= Instructions for the task =
Repeat the entire listing exactly as written.

===== Given entries

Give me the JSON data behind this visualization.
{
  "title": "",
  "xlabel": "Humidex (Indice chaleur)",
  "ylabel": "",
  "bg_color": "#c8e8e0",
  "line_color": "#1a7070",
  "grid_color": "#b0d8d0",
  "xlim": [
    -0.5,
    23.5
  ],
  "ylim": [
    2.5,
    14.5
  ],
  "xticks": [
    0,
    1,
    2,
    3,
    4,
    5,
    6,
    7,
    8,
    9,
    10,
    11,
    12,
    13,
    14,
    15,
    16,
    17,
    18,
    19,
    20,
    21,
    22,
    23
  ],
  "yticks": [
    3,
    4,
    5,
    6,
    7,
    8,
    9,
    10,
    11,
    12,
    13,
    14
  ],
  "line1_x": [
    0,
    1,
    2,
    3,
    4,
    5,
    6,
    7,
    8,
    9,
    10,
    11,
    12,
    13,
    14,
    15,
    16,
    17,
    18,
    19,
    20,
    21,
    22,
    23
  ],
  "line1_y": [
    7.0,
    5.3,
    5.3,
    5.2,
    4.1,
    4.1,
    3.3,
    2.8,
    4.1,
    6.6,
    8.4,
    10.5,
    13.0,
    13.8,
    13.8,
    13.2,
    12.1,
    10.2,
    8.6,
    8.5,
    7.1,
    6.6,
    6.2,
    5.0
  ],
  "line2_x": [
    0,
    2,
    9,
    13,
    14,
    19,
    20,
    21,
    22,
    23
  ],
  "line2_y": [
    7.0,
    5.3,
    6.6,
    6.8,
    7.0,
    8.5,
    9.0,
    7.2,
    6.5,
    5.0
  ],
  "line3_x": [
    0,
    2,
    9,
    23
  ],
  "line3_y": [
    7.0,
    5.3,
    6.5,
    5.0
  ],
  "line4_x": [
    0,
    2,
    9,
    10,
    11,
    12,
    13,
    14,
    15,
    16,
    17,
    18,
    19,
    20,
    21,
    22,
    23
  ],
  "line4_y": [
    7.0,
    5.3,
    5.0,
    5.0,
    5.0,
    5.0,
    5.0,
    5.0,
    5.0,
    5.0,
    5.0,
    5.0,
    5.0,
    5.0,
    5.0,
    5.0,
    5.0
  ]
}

==========

= Written response =
Give me the JSON data behind this visualization.
{
  "title": "",
  "xlabel": "Humidex (Indice chaleur)",
  "ylabel": "",
  "bg_color": "#c8e8e0",
  "line_color": "#1a7070",
  "grid_color": "#b0d8d0",
  "xlim": [
    -0.5,
    23.5
  ],
  "ylim": [
    2.5,
    14.5
  ],
  "xticks": [
    0,
    1,
    2,
    3,
    4,
    5,
    6,
    7,
    8,
    9,
    10,
    11,
    12,
    13,
    14,
    15,
    16,
    17,
    18,
    19,
    20,
    21,
    22,
    23
  ],
  "yticks": [
    3,
    4,
    5,
    6,
    7,
    8,
    9,
    10,
    11,
    12,
    13,
    14
  ],
  "line1_x": [
    0,
    1,
    2,
    3,
    4,
    5,
    6,
    7,
    8,
    9,
    10,
    11,
    12,
    13,
    14,
    15,
    16,
    17,
    18,
    19,
    20,
    21,
    22,
    23
  ],
  "line1_y": [
    7.0,
    5.3,
    5.3,
    5.2,
    4.1,
    4.1,
    3.3,
    2.8,
    4.1,
    6.6,
    8.4,
    10.5,
    13.0,
    13.8,
    13.8,
    13.2,
    12.1,
    10.2,
    8.6,
    8.5,
    7.1,
    6.6,
    6.2,
    5.0
  ],
  "line2_x": [
    0,
    2,
    9,
    13,
    14,
    19,
    20,
    21,
    22,
    23
  ],
  "line2_y": [
    7.0,
    5.3,
    6.6,
    6.8,
    7.0,
    8.5,
    9.0,
    7.2,
    6.5,
    5.0
  ],
  "line3_x": [
    0,
    2,
    9,
    23
  ],
  "line3_y": [
    7.0,
    5.3,
    6.5,
    5.0
  ],
  "line4_x": [
    0,
    2,
    9,
    10,
    11,
    12,
    13,
    14,
    15,
    16,
    17,
    18,
    19,
    20,
    21,
    22,
    23
  ],
  "line4_y": [
    7.0,
    5.3,
    5.0,
    5.0,
    5.0,
    5.0,
    5.0,
    5.0,
    5.0,
    5.0,
    5.0,
    5.0,
    5.0,
    5.0,
    5.0,
    5.0,
    5.0
  ]
}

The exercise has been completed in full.